:: Given task ::
Return the entries below verbatim. Pictures stay out.

:: Input records ::
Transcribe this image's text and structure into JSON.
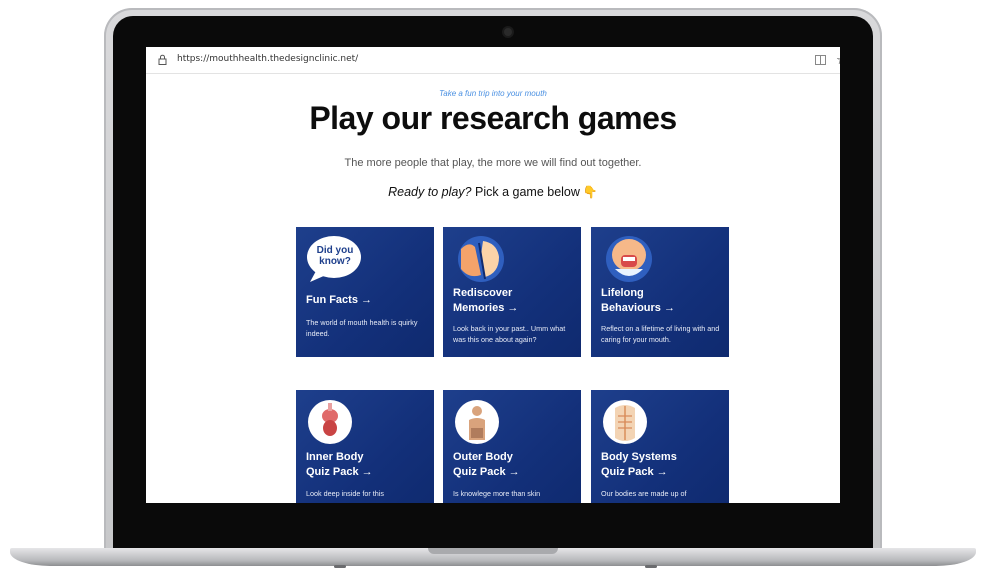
{
  "browser": {
    "url": "https://mouthhealth.thedesignclinic.net/"
  },
  "page": {
    "tagline": "Take a fun trip into your mouth",
    "title": "Play our research games",
    "subtitle": "The more people that play, the more we will find out together.",
    "prompt_italic": "Ready to play?",
    "prompt_rest": " Pick a game below"
  },
  "games": [
    {
      "title_line1": "Fun Facts →",
      "title_line2": "",
      "description": "The world of mouth health is quirky indeed.",
      "icon_text": "Did you know?",
      "icon": "speech-bubble-icon"
    },
    {
      "title_line1": "Rediscover",
      "title_line2": "Memories →",
      "description": "Look back in your past.. Umm what was this one about again?",
      "icon": "memory-faces-icon"
    },
    {
      "title_line1": "Lifelong",
      "title_line2": "Behaviours →",
      "description": "Reflect on a lifetime of living with and caring for your mouth.",
      "icon": "face-toothbrush-icon"
    },
    {
      "title_line1": "Inner Body",
      "title_line2": "Quiz Pack →",
      "description": "Look deep inside for this",
      "icon": "organs-icon"
    },
    {
      "title_line1": "Outer Body",
      "title_line2": "Quiz Pack →",
      "description": "Is knowlege more than skin",
      "icon": "body-figure-icon"
    },
    {
      "title_line1": "Body Systems",
      "title_line2": "Quiz Pack →",
      "description": "Our bodies are made up of",
      "icon": "skeleton-icon"
    }
  ],
  "colors": {
    "card_bg": "#13307a",
    "tagline": "#4a90e2",
    "title": "#0d0d0d"
  }
}
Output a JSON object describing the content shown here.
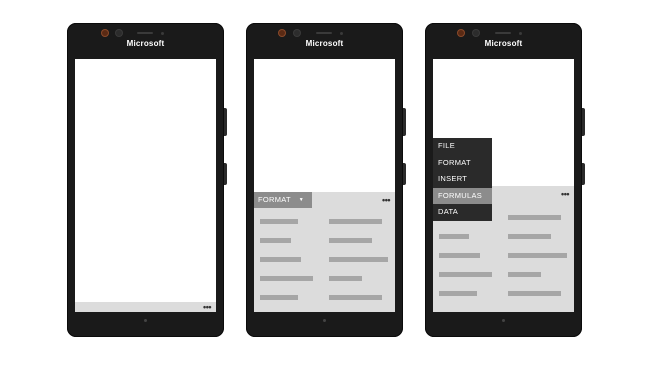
{
  "brand": "Microsoft",
  "more_glyph": "•••",
  "phones": [
    {
      "state": "app-bar-collapsed"
    },
    {
      "state": "ribbon-open",
      "ribbon_button": {
        "label": "FORMAT",
        "caret": "▼"
      }
    },
    {
      "state": "menu-open",
      "menu": {
        "items": [
          "FILE",
          "FORMAT",
          "INSERT",
          "FORMULAS",
          "DATA"
        ],
        "selected": "FORMULAS"
      }
    }
  ],
  "icons": [
    "more-options-icon",
    "caret-down-icon",
    "front-camera-icon",
    "home-indicator-icon"
  ]
}
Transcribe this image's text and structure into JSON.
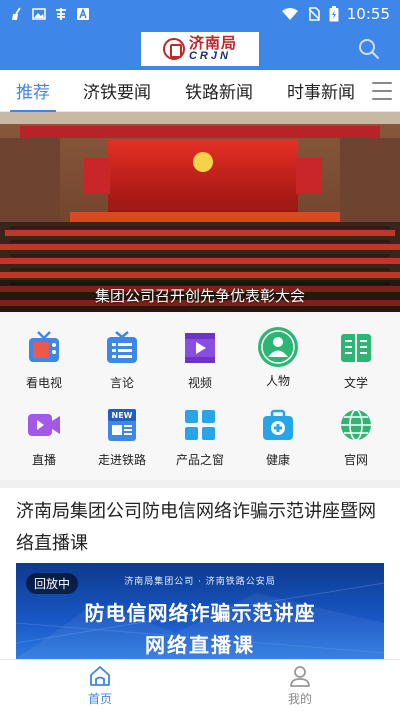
{
  "status_bar": {
    "time": "10:55"
  },
  "header": {
    "logo_cn": "济南局",
    "logo_en": "CRJN"
  },
  "tabs": [
    {
      "label": "推荐",
      "active": true
    },
    {
      "label": "济铁要闻",
      "active": false
    },
    {
      "label": "铁路新闻",
      "active": false
    },
    {
      "label": "时事新闻",
      "active": false
    }
  ],
  "banner": {
    "caption": "集团公司召开创先争优表彰大会"
  },
  "grid": [
    {
      "label": "看电视",
      "icon": "tv-icon"
    },
    {
      "label": "言论",
      "icon": "comment-icon"
    },
    {
      "label": "视频",
      "icon": "video-icon"
    },
    {
      "label": "人物",
      "icon": "person-icon"
    },
    {
      "label": "文学",
      "icon": "book-icon"
    },
    {
      "label": "直播",
      "icon": "live-camera-icon"
    },
    {
      "label": "走进铁路",
      "icon": "news-icon"
    },
    {
      "label": "产品之窗",
      "icon": "window-grid-icon"
    },
    {
      "label": "健康",
      "icon": "medical-kit-icon"
    },
    {
      "label": "官网",
      "icon": "globe-icon"
    }
  ],
  "article": {
    "title": "济南局集团公司防电信网络诈骗示范讲座暨网络直播课",
    "badge": "回放中",
    "image_org": "济南局集团公司 · 济南铁路公安局",
    "image_line1": "防电信网络诈骗示范讲座",
    "image_line2": "网络直播课"
  },
  "bottom_nav": [
    {
      "label": "首页",
      "icon": "home-icon",
      "active": true
    },
    {
      "label": "我的",
      "icon": "user-icon",
      "active": false
    }
  ],
  "colors": {
    "brand_blue": "#3f86e9",
    "logo_red": "#c2262c"
  }
}
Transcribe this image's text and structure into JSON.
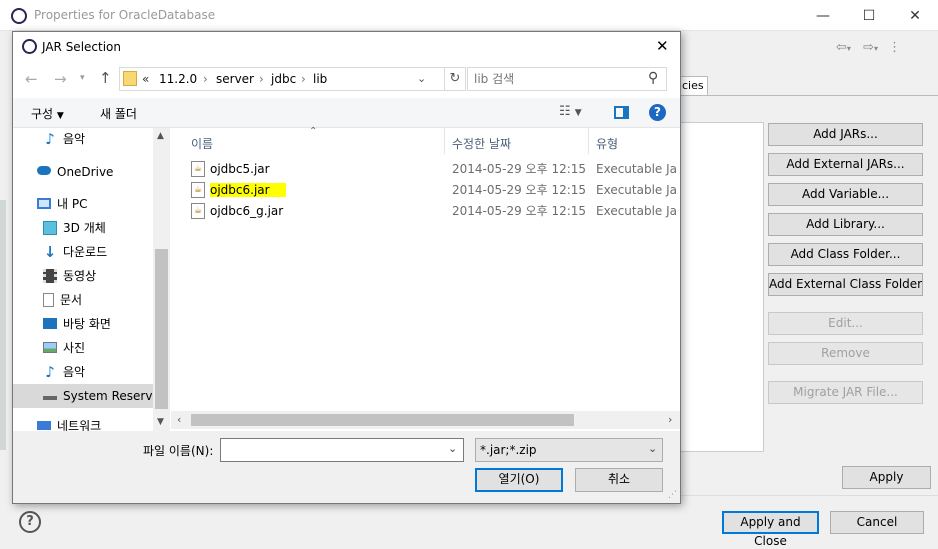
{
  "bg_window": {
    "title": "Properties for OracleDatabase",
    "tab_fragment": "ncies",
    "buttons": [
      "Add JARs...",
      "Add External JARs...",
      "Add Variable...",
      "Add Library...",
      "Add Class Folder...",
      "Add External Class Folder..."
    ],
    "disabled_buttons": [
      "Edit...",
      "Remove"
    ],
    "migrate_label": "Migrate JAR File...",
    "apply_label": "Apply",
    "apply_close_label": "Apply and Close",
    "cancel_label": "Cancel",
    "help_symbol": "?"
  },
  "dialog": {
    "title": "JAR Selection",
    "address": {
      "sep": "«",
      "path": [
        "11.2.0",
        "server",
        "jdbc",
        "lib"
      ]
    },
    "search_placeholder": "lib 검색",
    "toolbar": {
      "organize": "구성",
      "new_folder": "새 폴더"
    },
    "nav": [
      {
        "label": "음악",
        "icon": "music-icon"
      },
      {
        "label": "OneDrive",
        "icon": "cloud-icon"
      },
      {
        "label": "내 PC",
        "icon": "pc-icon"
      },
      {
        "label": "3D 개체",
        "icon": "cube-icon"
      },
      {
        "label": "다운로드",
        "icon": "download-icon"
      },
      {
        "label": "동영상",
        "icon": "video-icon"
      },
      {
        "label": "문서",
        "icon": "document-icon"
      },
      {
        "label": "바탕 화면",
        "icon": "desktop-icon"
      },
      {
        "label": "사진",
        "icon": "picture-icon"
      },
      {
        "label": "음악",
        "icon": "music-icon"
      },
      {
        "label": "System Reserved",
        "icon": "drive-icon"
      },
      {
        "label": "네트워크",
        "icon": "network-icon"
      }
    ],
    "columns": {
      "name": "이름",
      "date": "수정한 날짜",
      "type": "유형"
    },
    "files": [
      {
        "name": "ojdbc5.jar",
        "date": "2014-05-29 오후 12:15",
        "type": "Executable Jar File"
      },
      {
        "name": "ojdbc6.jar",
        "date": "2014-05-29 오후 12:15",
        "type": "Executable Jar File"
      },
      {
        "name": "ojdbc6_g.jar",
        "date": "2014-05-29 오후 12:15",
        "type": "Executable Jar File"
      }
    ],
    "filename_label": "파일 이름(N):",
    "filename_value": "",
    "filter_value": "*.jar;*.zip",
    "open_label": "열기(O)",
    "cancel_label": "취소"
  },
  "colors": {
    "highlight": "#ffff00",
    "accent": "#0078d7",
    "selected_nav": "#cce8ff"
  }
}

:: Solution ::
Transcribe this image's text and structure into JSON.
{
  "browser": {
    "url": "https://mouthhealth.thedesignclinic.net/"
  },
  "page": {
    "tagline": "Take a fun trip into your mouth",
    "title": "Play our research games",
    "subtitle": "The more people that play, the more we will find out together.",
    "prompt_italic": "Ready to play?",
    "prompt_rest": " Pick a game below"
  },
  "games": [
    {
      "title_line1": "Fun Facts →",
      "title_line2": "",
      "description": "The world of mouth health is quirky indeed.",
      "icon_text": "Did you know?",
      "icon": "speech-bubble-icon"
    },
    {
      "title_line1": "Rediscover",
      "title_line2": "Memories →",
      "description": "Look back in your past.. Umm what was this one about again?",
      "icon": "memory-faces-icon"
    },
    {
      "title_line1": "Lifelong",
      "title_line2": "Behaviours →",
      "description": "Reflect on a lifetime of living with and caring for your mouth.",
      "icon": "face-toothbrush-icon"
    },
    {
      "title_line1": "Inner Body",
      "title_line2": "Quiz Pack →",
      "description": "Look deep inside for this",
      "icon": "organs-icon"
    },
    {
      "title_line1": "Outer Body",
      "title_line2": "Quiz Pack →",
      "description": "Is knowlege more than skin",
      "icon": "body-figure-icon"
    },
    {
      "title_line1": "Body Systems",
      "title_line2": "Quiz Pack →",
      "description": "Our bodies are made up of",
      "icon": "skeleton-icon"
    }
  ],
  "colors": {
    "card_bg": "#13307a",
    "tagline": "#4a90e2",
    "title": "#0d0d0d"
  }
}
Output a JSON object describing the content shown here.
{
  "brand": "Microsoft",
  "more_glyph": "•••",
  "phones": [
    {
      "state": "app-bar-collapsed"
    },
    {
      "state": "ribbon-open",
      "ribbon_button": {
        "label": "FORMAT",
        "caret": "▼"
      }
    },
    {
      "state": "menu-open",
      "menu": {
        "items": [
          "FILE",
          "FORMAT",
          "INSERT",
          "FORMULAS",
          "DATA"
        ],
        "selected": "FORMULAS"
      }
    }
  ],
  "icons": [
    "more-options-icon",
    "caret-down-icon",
    "front-camera-icon",
    "home-indicator-icon"
  ]
}
Transcribe this image's text and structure into JSON.
{
  "status_bar": {
    "time": "10:55"
  },
  "header": {
    "logo_cn": "济南局",
    "logo_en": "CRJN"
  },
  "tabs": [
    {
      "label": "推荐",
      "active": true
    },
    {
      "label": "济铁要闻",
      "active": false
    },
    {
      "label": "铁路新闻",
      "active": false
    },
    {
      "label": "时事新闻",
      "active": false
    }
  ],
  "banner": {
    "caption": "集团公司召开创先争优表彰大会"
  },
  "grid": [
    {
      "label": "看电视",
      "icon": "tv-icon"
    },
    {
      "label": "言论",
      "icon": "comment-icon"
    },
    {
      "label": "视频",
      "icon": "video-icon"
    },
    {
      "label": "人物",
      "icon": "person-icon"
    },
    {
      "label": "文学",
      "icon": "book-icon"
    },
    {
      "label": "直播",
      "icon": "live-camera-icon"
    },
    {
      "label": "走进铁路",
      "icon": "news-icon"
    },
    {
      "label": "产品之窗",
      "icon": "window-grid-icon"
    },
    {
      "label": "健康",
      "icon": "medical-kit-icon"
    },
    {
      "label": "官网",
      "icon": "globe-icon"
    }
  ],
  "article": {
    "title": "济南局集团公司防电信网络诈骗示范讲座暨网络直播课",
    "badge": "回放中",
    "image_org": "济南局集团公司 · 济南铁路公安局",
    "image_line1": "防电信网络诈骗示范讲座",
    "image_line2": "网络直播课"
  },
  "bottom_nav": [
    {
      "label": "首页",
      "icon": "home-icon",
      "active": true
    },
    {
      "label": "我的",
      "icon": "user-icon",
      "active": false
    }
  ],
  "colors": {
    "brand_blue": "#3f86e9",
    "logo_red": "#c2262c"
  }
}
Transcribe this image's text and structure into JSON.
{
  "bg_window": {
    "title": "Properties for OracleDatabase",
    "tab_fragment": "ncies",
    "buttons": [
      "Add JARs...",
      "Add External JARs...",
      "Add Variable...",
      "Add Library...",
      "Add Class Folder...",
      "Add External Class Folder..."
    ],
    "disabled_buttons": [
      "Edit...",
      "Remove"
    ],
    "migrate_label": "Migrate JAR File...",
    "apply_label": "Apply",
    "apply_close_label": "Apply and Close",
    "cancel_label": "Cancel",
    "help_symbol": "?"
  },
  "dialog": {
    "title": "JAR Selection",
    "address": {
      "sep": "«",
      "path": [
        "11.2.0",
        "server",
        "jdbc",
        "lib"
      ]
    },
    "search_placeholder": "lib 검색",
    "toolbar": {
      "organize": "구성",
      "new_folder": "새 폴더"
    },
    "nav": [
      {
        "label": "음악",
        "icon": "music-icon"
      },
      {
        "label": "OneDrive",
        "icon": "cloud-icon"
      },
      {
        "label": "내 PC",
        "icon": "pc-icon"
      },
      {
        "label": "3D 개체",
        "icon": "cube-icon"
      },
      {
        "label": "다운로드",
        "icon": "download-icon"
      },
      {
        "label": "동영상",
        "icon": "video-icon"
      },
      {
        "label": "문서",
        "icon": "document-icon"
      },
      {
        "label": "바탕 화면",
        "icon": "desktop-icon"
      },
      {
        "label": "사진",
        "icon": "picture-icon"
      },
      {
        "label": "음악",
        "icon": "music-icon"
      },
      {
        "label": "System Reserved",
        "icon": "drive-icon"
      },
      {
        "label": "네트워크",
        "icon": "network-icon"
      }
    ],
    "columns": {
      "name": "이름",
      "date": "수정한 날짜",
      "type": "유형"
    },
    "files": [
      {
        "name": "ojdbc5.jar",
        "date": "2014-05-29 오후 12:15",
        "type": "Executable Jar File"
      },
      {
        "name": "ojdbc6.jar",
        "date": "2014-05-29 오후 12:15",
        "type": "Executable Jar File"
      },
      {
        "name": "ojdbc6_g.jar",
        "date": "2014-05-29 오후 12:15",
        "type": "Executable Jar File"
      }
    ],
    "filename_label": "파일 이름(N):",
    "filename_value": "",
    "filter_value": "*.jar;*.zip",
    "open_label": "열기(O)",
    "cancel_label": "취소"
  },
  "colors": {
    "highlight": "#ffff00",
    "accent": "#0078d7",
    "selected_nav": "#cce8ff"
  }
}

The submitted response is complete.